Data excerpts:
□ □ □ □ □

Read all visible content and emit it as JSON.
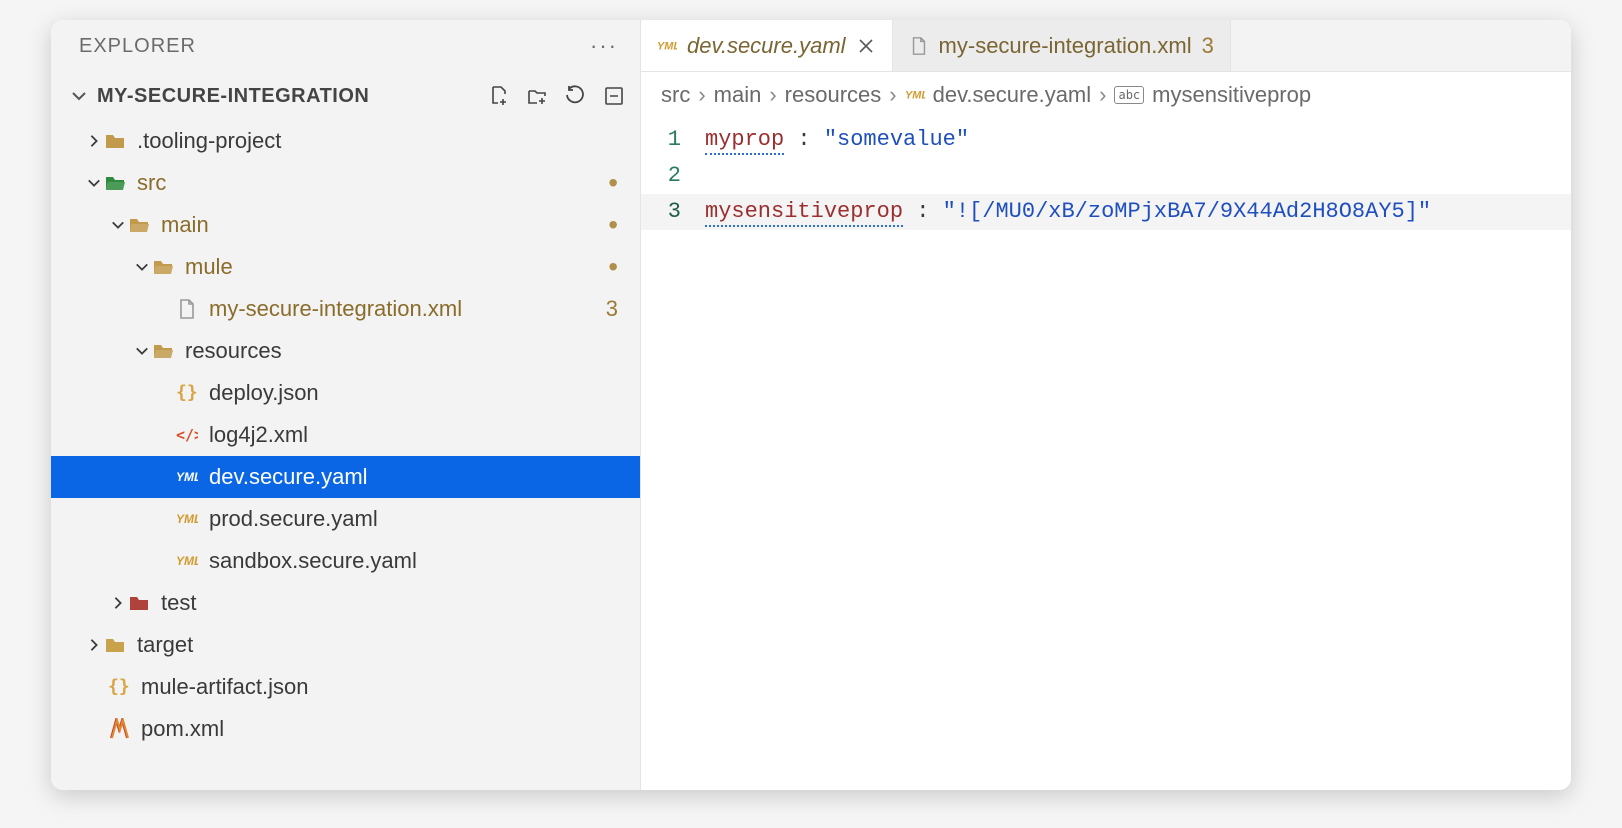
{
  "explorer": {
    "title": "EXPLORER"
  },
  "project": {
    "name": "MY-SECURE-INTEGRATION"
  },
  "tree": {
    "tooling": {
      "label": ".tooling-project"
    },
    "src": {
      "label": "src"
    },
    "main": {
      "label": "main"
    },
    "mule": {
      "label": "mule"
    },
    "mulefile": {
      "label": "my-secure-integration.xml",
      "badge": "3"
    },
    "resources": {
      "label": "resources"
    },
    "deploy": {
      "label": "deploy.json"
    },
    "log4j2": {
      "label": "log4j2.xml"
    },
    "dev": {
      "label": "dev.secure.yaml"
    },
    "prod": {
      "label": "prod.secure.yaml"
    },
    "sandbox": {
      "label": "sandbox.secure.yaml"
    },
    "test": {
      "label": "test"
    },
    "target": {
      "label": "target"
    },
    "muleart": {
      "label": "mule-artifact.json"
    },
    "pom": {
      "label": "pom.xml"
    }
  },
  "tabs": [
    {
      "label": "dev.secure.yaml",
      "active": true
    },
    {
      "label": "my-secure-integration.xml",
      "badge": "3"
    }
  ],
  "breadcrumb": {
    "parts": [
      "src",
      "main",
      "resources",
      "dev.secure.yaml",
      "mysensitiveprop"
    ]
  },
  "code": {
    "lines": {
      "l1": {
        "num": "1",
        "key": "myprop",
        "sep": " : ",
        "value": "\"somevalue\""
      },
      "l2": {
        "num": "2"
      },
      "l3": {
        "num": "3",
        "key": "mysensitiveprop",
        "sep": " : ",
        "value": "\"![/MU0/xB/zoMPjxBA7/9X44Ad2H8O8AY5]\""
      }
    }
  }
}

□ □ □ □ □

Exercise prompt: Leave out the pictures, and give all the records again exactly.

Output for this task:
Read all visible content and emit it as JSON.
{
  "explorer": {
    "title": "EXPLORER"
  },
  "project": {
    "name": "MY-SECURE-INTEGRATION"
  },
  "tree": {
    "tooling": {
      "label": ".tooling-project"
    },
    "src": {
      "label": "src"
    },
    "main": {
      "label": "main"
    },
    "mule": {
      "label": "mule"
    },
    "mulefile": {
      "label": "my-secure-integration.xml",
      "badge": "3"
    },
    "resources": {
      "label": "resources"
    },
    "deploy": {
      "label": "deploy.json"
    },
    "log4j2": {
      "label": "log4j2.xml"
    },
    "dev": {
      "label": "dev.secure.yaml"
    },
    "prod": {
      "label": "prod.secure.yaml"
    },
    "sandbox": {
      "label": "sandbox.secure.yaml"
    },
    "test": {
      "label": "test"
    },
    "target": {
      "label": "target"
    },
    "muleart": {
      "label": "mule-artifact.json"
    },
    "pom": {
      "label": "pom.xml"
    }
  },
  "tabs": [
    {
      "label": "dev.secure.yaml",
      "active": true
    },
    {
      "label": "my-secure-integration.xml",
      "badge": "3"
    }
  ],
  "breadcrumb": {
    "parts": [
      "src",
      "main",
      "resources",
      "dev.secure.yaml",
      "mysensitiveprop"
    ]
  },
  "code": {
    "lines": {
      "l1": {
        "num": "1",
        "key": "myprop",
        "sep": " : ",
        "value": "\"somevalue\""
      },
      "l2": {
        "num": "2"
      },
      "l3": {
        "num": "3",
        "key": "mysensitiveprop",
        "sep": " : ",
        "value": "\"![/MU0/xB/zoMPjxBA7/9X44Ad2H8O8AY5]\""
      }
    }
  }
}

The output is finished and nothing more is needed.